--- start Record extracts ---
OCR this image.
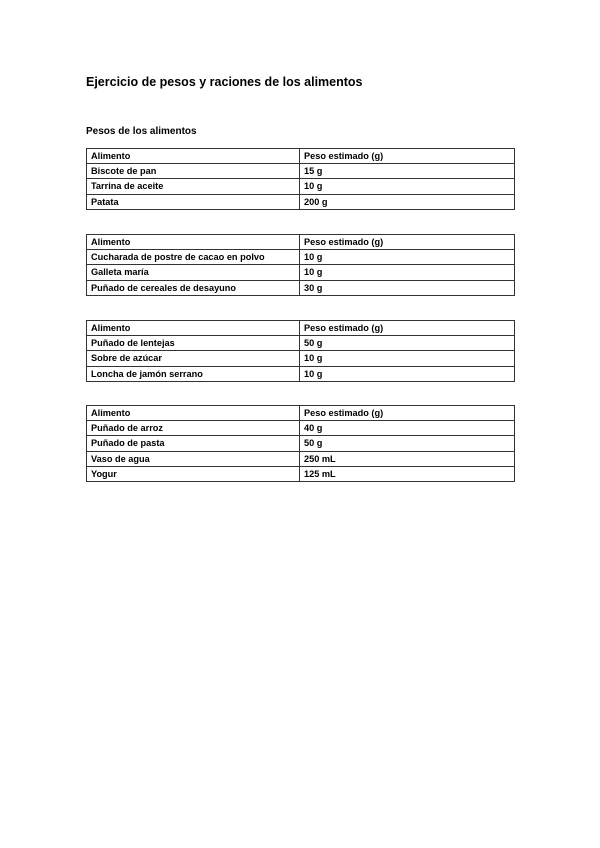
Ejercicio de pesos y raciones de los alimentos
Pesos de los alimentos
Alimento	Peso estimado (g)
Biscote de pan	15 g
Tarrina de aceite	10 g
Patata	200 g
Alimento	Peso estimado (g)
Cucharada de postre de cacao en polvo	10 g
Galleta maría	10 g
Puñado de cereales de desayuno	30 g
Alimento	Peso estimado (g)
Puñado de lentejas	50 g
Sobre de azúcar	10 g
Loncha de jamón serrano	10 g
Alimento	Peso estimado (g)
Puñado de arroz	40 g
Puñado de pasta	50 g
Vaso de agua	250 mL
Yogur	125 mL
--- end Record extracts ---
--- start Record extracts ---
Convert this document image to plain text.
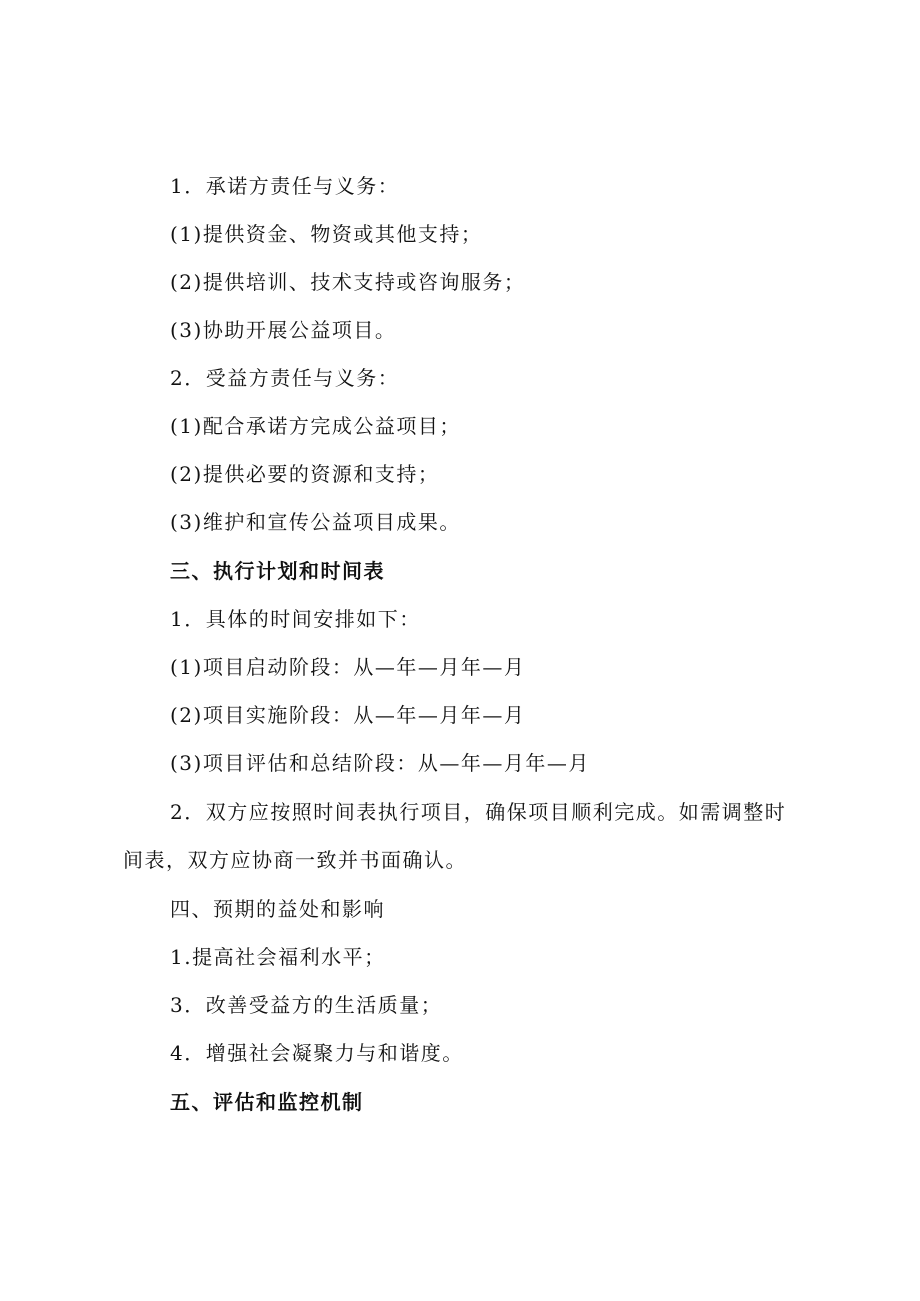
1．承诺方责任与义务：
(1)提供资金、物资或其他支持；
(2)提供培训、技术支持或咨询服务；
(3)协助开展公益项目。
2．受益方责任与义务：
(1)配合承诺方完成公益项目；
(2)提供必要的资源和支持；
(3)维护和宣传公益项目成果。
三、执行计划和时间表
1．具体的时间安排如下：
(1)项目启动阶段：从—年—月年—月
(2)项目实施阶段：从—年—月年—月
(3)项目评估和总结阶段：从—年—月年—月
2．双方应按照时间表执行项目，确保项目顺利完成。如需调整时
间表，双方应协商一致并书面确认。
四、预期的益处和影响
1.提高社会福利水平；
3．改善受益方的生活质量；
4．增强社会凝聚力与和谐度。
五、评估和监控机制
--- end Record extracts ---
— Requirements —
Select all lines in the listing above where the word "Puñado" appears, and show them.

— Task response —
Puñado de cereales de desayuno	30 g
Puñado de lentejas	50 g
Puñado de arroz	40 g
Puñado de pasta	50 g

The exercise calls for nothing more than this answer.